Aim of the task » Give again only the lines from the line that holds "Decode this image" to the end of the data, inclusive, omitting all pictures.

Recorded information »

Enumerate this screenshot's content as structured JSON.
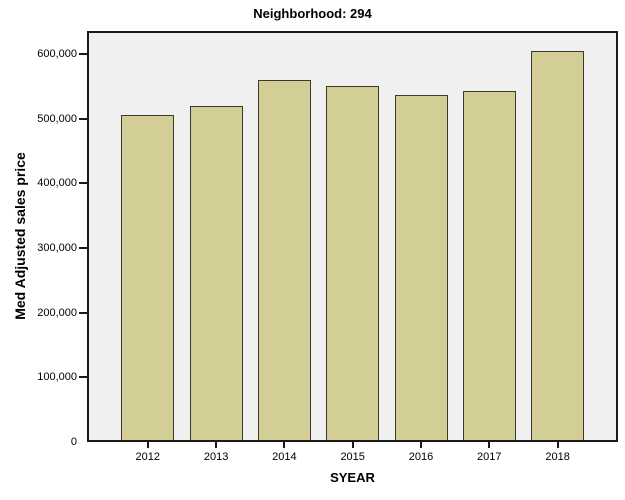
{
  "chart_data": {
    "type": "bar",
    "title": "Neighborhood: 294",
    "xlabel": "SYEAR",
    "ylabel": "Med Adjusted sales price",
    "categories": [
      "2012",
      "2013",
      "2014",
      "2015",
      "2016",
      "2017",
      "2018"
    ],
    "values": [
      502000,
      516000,
      557000,
      547000,
      533000,
      540000,
      601000
    ],
    "ylim": [
      0,
      635000
    ],
    "yticks": [
      0,
      100000,
      200000,
      300000,
      400000,
      500000,
      600000
    ],
    "ytick_labels": [
      "0",
      "100,000",
      "200,000",
      "300,000",
      "400,000",
      "500,000",
      "600,000"
    ],
    "grid": false,
    "legend_position": "none",
    "colors": {
      "bar_fill": "#d2ce96",
      "bar_border": "#3b392c",
      "plot_background": "#f0f0f0",
      "axis": "#1a1a1a",
      "text": "#000000",
      "page_background": "#ffffff"
    }
  }
}
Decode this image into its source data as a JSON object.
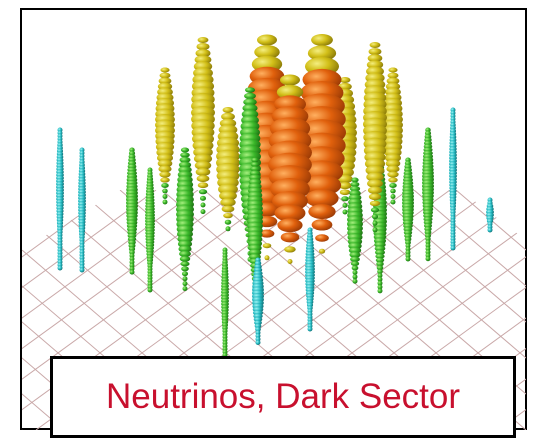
{
  "caption": "Neutrinos, Dark Sector"
}
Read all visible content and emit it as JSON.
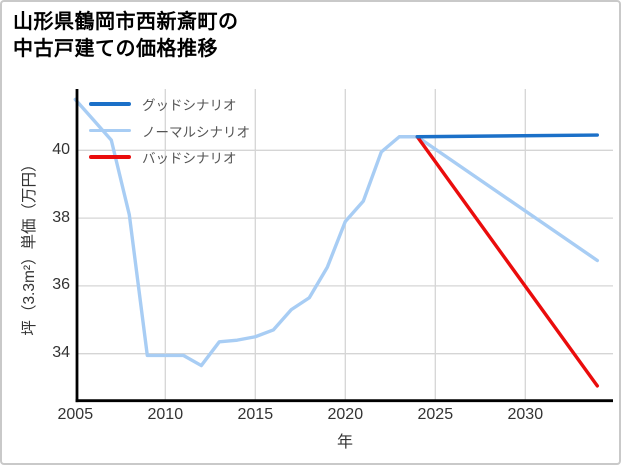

Result below »
Decode this image into its source data as a JSON object.
{
  "caption": "Neutrinos, Dark Sector"
}
Read all visible content and emit it as JSON.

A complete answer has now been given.